▸ QUESTIONS ON THE MATERIAL:
1 > Rewrite the text on foreign investment in Houston real estate, beginning at "More international players" and stopping after "at the time.", and change "Westway Plaza" to "the Westway Plaza tower".
2 > Write the next few sentences of the text on foreign investment in Houston real estate, picking up after its final sentence.

▸ QUOTED PASSAGE:
# # # # # # #

Space City is estimated to create 71,000 new jobs in 2019, according to the 2019 GHP Employment Forecast. More than a third are projected to come from healthcare, construction, administrative support and waste management sectors. The report estimates only about 2,000 new jobs in 2019 will come from the oil and gas industry.
Recent Activity — Bouncing Back Globally?
With this improvement, foreign money is starting to trickle back in. In 2017, Canada Pension Plan Investment Board purchased Parkway Inc., a Houston-based real estate investment trust, for $1.2B. Parkway owned 19 properties totaling 8.7M SF across four campuses in Houston, one of the city’s largest office portfolios.
Canadian investors spent a total of $2.6B in Houston that year, and China followed with $59M. No other countries completed acquisitions in 2017.
More international players got into the action last year but on a smaller scale. Mexican firms dished out $109M, while Canadian spending dropped to $63M. Puerto Rico-based companies spent $16M and Sweden spent $1M.
Mexico-based private equity firm Aztec Fund Inc. acquired Westway Plaza, a 313K SF office building in West Belt Corridor. The five-story property represented the firm's first deal in Houston, but it planned to expand its footprint in the future.
“This will definitely not be our only purchase in this amazing city,” Aztec President and CEO Charles Haddad said at the time.

# # # # # # #

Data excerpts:
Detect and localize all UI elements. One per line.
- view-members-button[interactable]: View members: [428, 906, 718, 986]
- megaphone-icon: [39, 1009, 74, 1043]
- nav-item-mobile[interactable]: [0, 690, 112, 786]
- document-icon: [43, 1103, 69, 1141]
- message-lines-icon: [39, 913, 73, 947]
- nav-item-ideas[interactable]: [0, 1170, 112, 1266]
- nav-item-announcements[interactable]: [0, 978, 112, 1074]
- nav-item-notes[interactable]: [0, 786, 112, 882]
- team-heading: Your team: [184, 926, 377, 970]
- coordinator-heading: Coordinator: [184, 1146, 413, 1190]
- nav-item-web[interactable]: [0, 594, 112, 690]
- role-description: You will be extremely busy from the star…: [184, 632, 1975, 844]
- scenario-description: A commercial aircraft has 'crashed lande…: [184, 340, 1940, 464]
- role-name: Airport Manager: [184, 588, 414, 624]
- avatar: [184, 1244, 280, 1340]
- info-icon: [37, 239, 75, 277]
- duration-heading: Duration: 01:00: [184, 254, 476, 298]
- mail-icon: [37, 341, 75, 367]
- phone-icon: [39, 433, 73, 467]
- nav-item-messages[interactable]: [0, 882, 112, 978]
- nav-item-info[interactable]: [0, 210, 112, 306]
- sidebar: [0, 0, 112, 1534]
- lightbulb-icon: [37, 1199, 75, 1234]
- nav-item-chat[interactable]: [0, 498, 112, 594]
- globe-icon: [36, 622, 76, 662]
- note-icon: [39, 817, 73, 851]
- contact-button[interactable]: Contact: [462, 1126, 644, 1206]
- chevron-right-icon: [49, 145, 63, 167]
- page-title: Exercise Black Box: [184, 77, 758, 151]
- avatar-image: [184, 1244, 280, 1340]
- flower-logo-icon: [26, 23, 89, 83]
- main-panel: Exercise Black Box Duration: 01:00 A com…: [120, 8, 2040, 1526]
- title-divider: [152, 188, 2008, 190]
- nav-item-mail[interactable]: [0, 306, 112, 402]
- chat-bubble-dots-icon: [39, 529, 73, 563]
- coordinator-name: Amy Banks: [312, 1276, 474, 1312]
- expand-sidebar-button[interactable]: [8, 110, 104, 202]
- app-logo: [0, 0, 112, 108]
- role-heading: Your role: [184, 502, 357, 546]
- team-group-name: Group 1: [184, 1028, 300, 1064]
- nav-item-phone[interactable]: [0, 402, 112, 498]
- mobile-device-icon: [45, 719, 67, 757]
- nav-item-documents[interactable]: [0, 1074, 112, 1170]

# # # # # # #

▸ ANSWERS TO THE EXERCISES:
1 >
More international players got into the action last year but on a smaller scale. Mexican firms dished out $109M, while Canadian spending dropped to $63M. Puerto Rico-based companies spent $16M and Sweden spent $1M.
Mexico-based private equity firm Aztec Fund Inc. acquired the Westway Plaza tower, a 313K SF office building in West Belt Corridor. The five-story property represented the firm's first deal in Houston, but it planned to expand its footprint in the future.
“This will definitely not be our only purchase in this amazing city,” Aztec President and CEO Charles Haddad said at the time.

2 >
The majority of the global appetite in Houston’s short term will come for smaller, single-tenant assets with long-term leases, corporate credit and at an attractive price point, McMenomy said.
"That is where we are in the cycle," he said. "From a macro standpoint, as the cycle becomes more mature, international investors tend to feel more comfortable with small investment sizes."
The Next Step To Gateway Status
Like any market, Houston has had to work through its cycles from time to time, McMenomy said. Houston becoming a gateway city will depend on the strengthening of non-oil sectors such as technology, education, research, aerospace and energy exploration and manufacturing.
While the Houston economy has diversified, it is not as much as foreign investors would like, McMenomy said. The expansion of the technology scene will play a critical role if Houston wants to maintain its momentum, he said. It is a message Houston has heard before, when Amazon omitted Houston as its next global headquarters. That spurred a citywide effort to revamp the innovation and entrepreneurial profile. City officials, higher education institutions and private partners introduced the Innovation District, a 4-mile stretch from Downtown to the Texas Medical Center.
Some of the metro’s job and office improvements are due to the rebound in oil, which foreign investors are wary of. Earlier this week, Texas crude oil production broke the 1970 production record, according to the Houston Chronicle. Texas produced 1.54 billion barrels of crude in 2018. Advances in oil drilling technology have improved efficiencies, allowing companies to produce gas around $50 per barrel and still turn a profit, Betts said. Others argue the range is closer to $60.
The volatility of oil prices remains a consideration, McMenomy said. West Texas Intermediate Crude closed Wednesday at $54.11. Prices had tipped to above $70 last year.
But overall, McMenomy said Houston is maintaining its appeal.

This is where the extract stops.